**Input for this task:**
-------

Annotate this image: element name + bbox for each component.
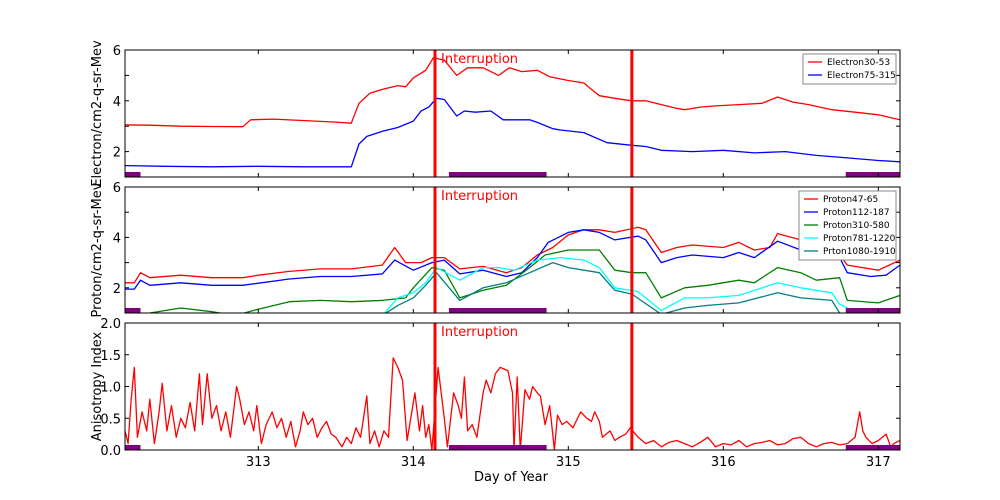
y-tick-label: 4 [113, 231, 121, 246]
y-tick-label: 1.5 [100, 349, 121, 364]
series-line-electron75-315 [125, 97, 900, 168]
legend-entry: Proton112-187 [823, 208, 890, 218]
legend-entry: Prton1080-1910 [823, 247, 896, 257]
purple-interval-bar [125, 172, 141, 177]
panel-1: Interruption 2 4 6 Electron/cm2-q-sr-Mev Elec… [90, 40, 901, 187]
y-tick-label: 6 [113, 181, 121, 196]
y-tick-label: 1.0 [100, 381, 121, 396]
interruption-label: Interruption [441, 189, 518, 204]
purple-interval-bar [845, 308, 900, 313]
interruption-label: Interruption [441, 52, 518, 67]
series-line-proton112-187 [125, 229, 900, 290]
series-line-proton310-580 [137, 249, 900, 313]
y-axis-label: Anisotropy Index [90, 331, 105, 441]
x-tick-label: 314 [401, 455, 426, 470]
panel-3: Interruption 313 314 315 316 317 0.0 0.5 1.0 1.5 2… [90, 317, 901, 470]
series-line-electron30-53 [125, 56, 900, 128]
y-tick-label: 6 [113, 44, 121, 59]
series-line-anisotropy [125, 357, 900, 450]
purple-interval-bar [845, 172, 900, 177]
legend-entry: Electron75-315 [827, 71, 896, 81]
panel-2: Interruption 2 4 6 Proton/cm2-q-sr-Mev Proton… [90, 181, 901, 317]
y-tick-label: 4 [113, 95, 121, 110]
legend-entry: Electron30-53 [827, 58, 890, 68]
series-line-prton1080-1910 [384, 261, 842, 313]
purple-interval-bar [448, 308, 547, 313]
x-tick-label: 315 [556, 455, 581, 470]
purple-interval-bar [125, 308, 141, 313]
purple-interval-bar [448, 172, 547, 177]
plot-area [125, 56, 900, 177]
legend: Proton47-65 Proton112-187 Proton310-580 Pro… [798, 190, 897, 261]
y-tick-label: 0.0 [100, 444, 121, 459]
interruption-label: Interruption [441, 325, 518, 340]
legend-box [802, 53, 897, 85]
axes-frame [124, 186, 901, 314]
plot-area [125, 357, 900, 450]
y-axis-label: Proton/cm2-q-sr-Mev [90, 182, 105, 317]
legend-entry: Proton781-1220 [823, 234, 896, 244]
y-tick-label: 2.0 [100, 317, 121, 332]
purple-interval-bar [125, 445, 141, 450]
y-axis-label: Electron/cm2-q-sr-Mev [90, 40, 105, 187]
legend-entry: Proton47-65 [823, 195, 878, 205]
x-axis-label: Day of Year [474, 470, 549, 485]
x-tick-label: 317 [866, 455, 891, 470]
legend-entry: Proton310-580 [823, 221, 890, 231]
purple-interval-bar [845, 445, 900, 450]
legend: Electron30-53 Electron75-315 [802, 53, 897, 85]
x-tick-label: 313 [246, 455, 271, 470]
x-tick-label: 316 [711, 455, 736, 470]
purple-interval-bar [448, 445, 547, 450]
y-tick-label: 2 [113, 146, 121, 161]
y-tick-label: 0.5 [100, 412, 121, 427]
series-line-proton47-65 [125, 226, 900, 284]
y-tick-label: 2 [113, 282, 121, 297]
axes-frame [124, 49, 901, 178]
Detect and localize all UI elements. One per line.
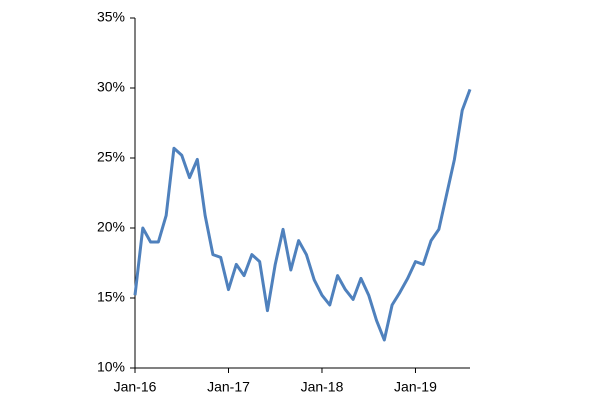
y-tick-label: 35% bbox=[97, 9, 125, 25]
x-tick-label: Jan-18 bbox=[301, 379, 344, 395]
y-tick-label: 15% bbox=[97, 289, 125, 305]
line-series bbox=[133, 88, 472, 342]
y-tick-label: 25% bbox=[97, 149, 125, 165]
x-tick-label: Jan-17 bbox=[207, 379, 250, 395]
x-tick-label: Jan-19 bbox=[394, 379, 437, 395]
y-tick-label: 20% bbox=[97, 219, 125, 235]
y-tick-label: 10% bbox=[97, 359, 125, 375]
y-tick-label: 30% bbox=[97, 79, 125, 95]
x-tick-label: Jan-16 bbox=[114, 379, 157, 395]
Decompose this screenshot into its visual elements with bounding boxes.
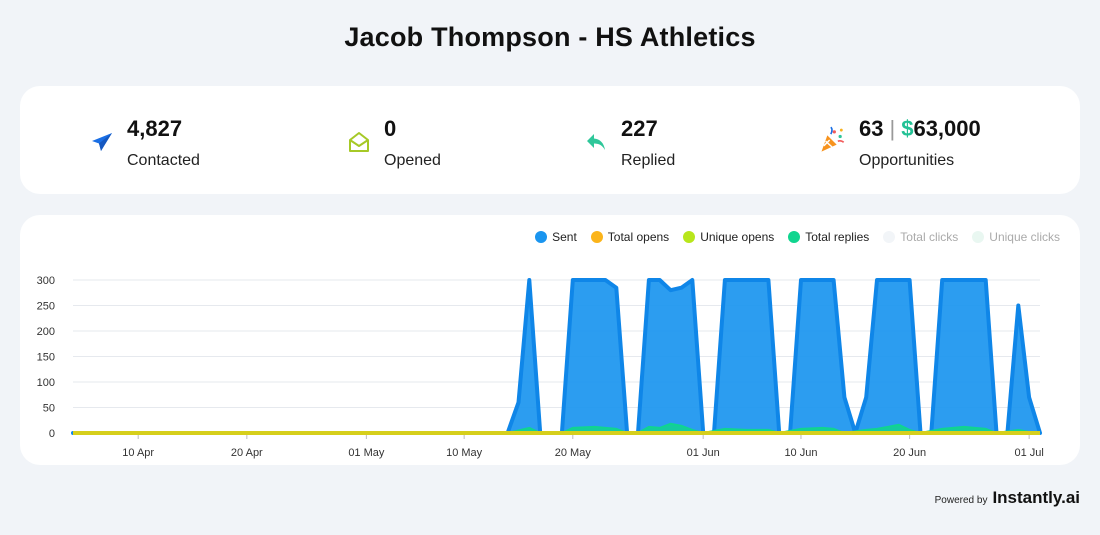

-------

**Task details:** Copy all of the data above line for line, without any changes, and leave out the pictures.

**Result below:**
Annotate this image: element name + bbox for each component.
y-tick-label: 4 [113, 231, 121, 246]
y-tick-label: 1.5 [100, 349, 121, 364]
series-line-electron75-315 [125, 97, 900, 168]
legend-entry: Proton112-187 [823, 208, 890, 218]
legend-entry: Prton1080-1910 [823, 247, 896, 257]
purple-interval-bar [125, 172, 141, 177]
panel-1: Interruption 2 4 6 Electron/cm2-q-sr-Mev Elec… [90, 40, 901, 187]
y-tick-label: 6 [113, 181, 121, 196]
y-tick-label: 1.0 [100, 381, 121, 396]
interruption-label: Interruption [441, 189, 518, 204]
purple-interval-bar [845, 308, 900, 313]
interruption-label: Interruption [441, 52, 518, 67]
series-line-proton112-187 [125, 229, 900, 290]
series-line-proton310-580 [137, 249, 900, 313]
y-axis-label: Anisotropy Index [90, 331, 105, 441]
x-tick-label: 314 [401, 455, 426, 470]
panel-3: Interruption 313 314 315 316 317 0.0 0.5 1.0 1.5 2… [90, 317, 901, 470]
series-line-electron30-53 [125, 56, 900, 128]
y-tick-label: 6 [113, 44, 121, 59]
series-line-anisotropy [125, 357, 900, 450]
purple-interval-bar [845, 172, 900, 177]
legend-entry: Electron75-315 [827, 71, 896, 81]
panel-2: Interruption 2 4 6 Proton/cm2-q-sr-Mev Proton… [90, 181, 901, 317]
y-tick-label: 4 [113, 95, 121, 110]
legend-entry: Electron30-53 [827, 58, 890, 68]
series-line-prton1080-1910 [384, 261, 842, 313]
purple-interval-bar [448, 308, 547, 313]
x-tick-label: 315 [556, 455, 581, 470]
purple-interval-bar [125, 308, 141, 313]
purple-interval-bar [448, 172, 547, 177]
plot-area [125, 56, 900, 177]
legend: Proton47-65 Proton112-187 Proton310-580 Pro… [798, 190, 897, 261]
y-tick-label: 0.0 [100, 444, 121, 459]
interruption-label: Interruption [441, 325, 518, 340]
legend-box [802, 53, 897, 85]
axes-frame [124, 186, 901, 314]
plot-area [125, 357, 900, 450]
y-axis-label: Proton/cm2-q-sr-Mev [90, 182, 105, 317]
legend-entry: Proton781-1220 [823, 234, 896, 244]
y-tick-label: 2.0 [100, 317, 121, 332]
purple-interval-bar [125, 445, 141, 450]
y-axis-label: Electron/cm2-q-sr-Mev [90, 40, 105, 187]
legend-entry: Proton47-65 [823, 195, 878, 205]
x-axis-label: Day of Year [474, 470, 549, 485]
x-tick-label: 317 [866, 455, 891, 470]
legend-entry: Proton310-580 [823, 221, 890, 231]
purple-interval-bar [845, 445, 900, 450]
legend: Electron30-53 Electron75-315 [802, 53, 897, 85]
x-tick-label: 313 [246, 455, 271, 470]
x-tick-label: 316 [711, 455, 736, 470]
purple-interval-bar [448, 445, 547, 450]
y-tick-label: 2 [113, 146, 121, 161]
y-tick-label: 0.5 [100, 412, 121, 427]
series-line-proton47-65 [125, 226, 900, 284]
y-tick-label: 2 [113, 282, 121, 297]
axes-frame [124, 49, 901, 178]
Detect and localize all UI elements. One per line.
y-tick-label: 35% bbox=[97, 9, 125, 25]
x-tick-label: Jan-18 bbox=[301, 379, 344, 395]
y-tick-label: 15% bbox=[97, 289, 125, 305]
line-series bbox=[133, 88, 472, 342]
y-tick-label: 25% bbox=[97, 149, 125, 165]
x-tick-label: Jan-17 bbox=[207, 379, 250, 395]
x-tick-label: Jan-19 bbox=[394, 379, 437, 395]
y-tick-label: 20% bbox=[97, 219, 125, 235]
y-tick-label: 10% bbox=[97, 359, 125, 375]
y-tick-label: 30% bbox=[97, 79, 125, 95]
x-tick-label: Jan-16 bbox=[114, 379, 157, 395]
Decompose this screenshot into its visual elements with bounding boxes.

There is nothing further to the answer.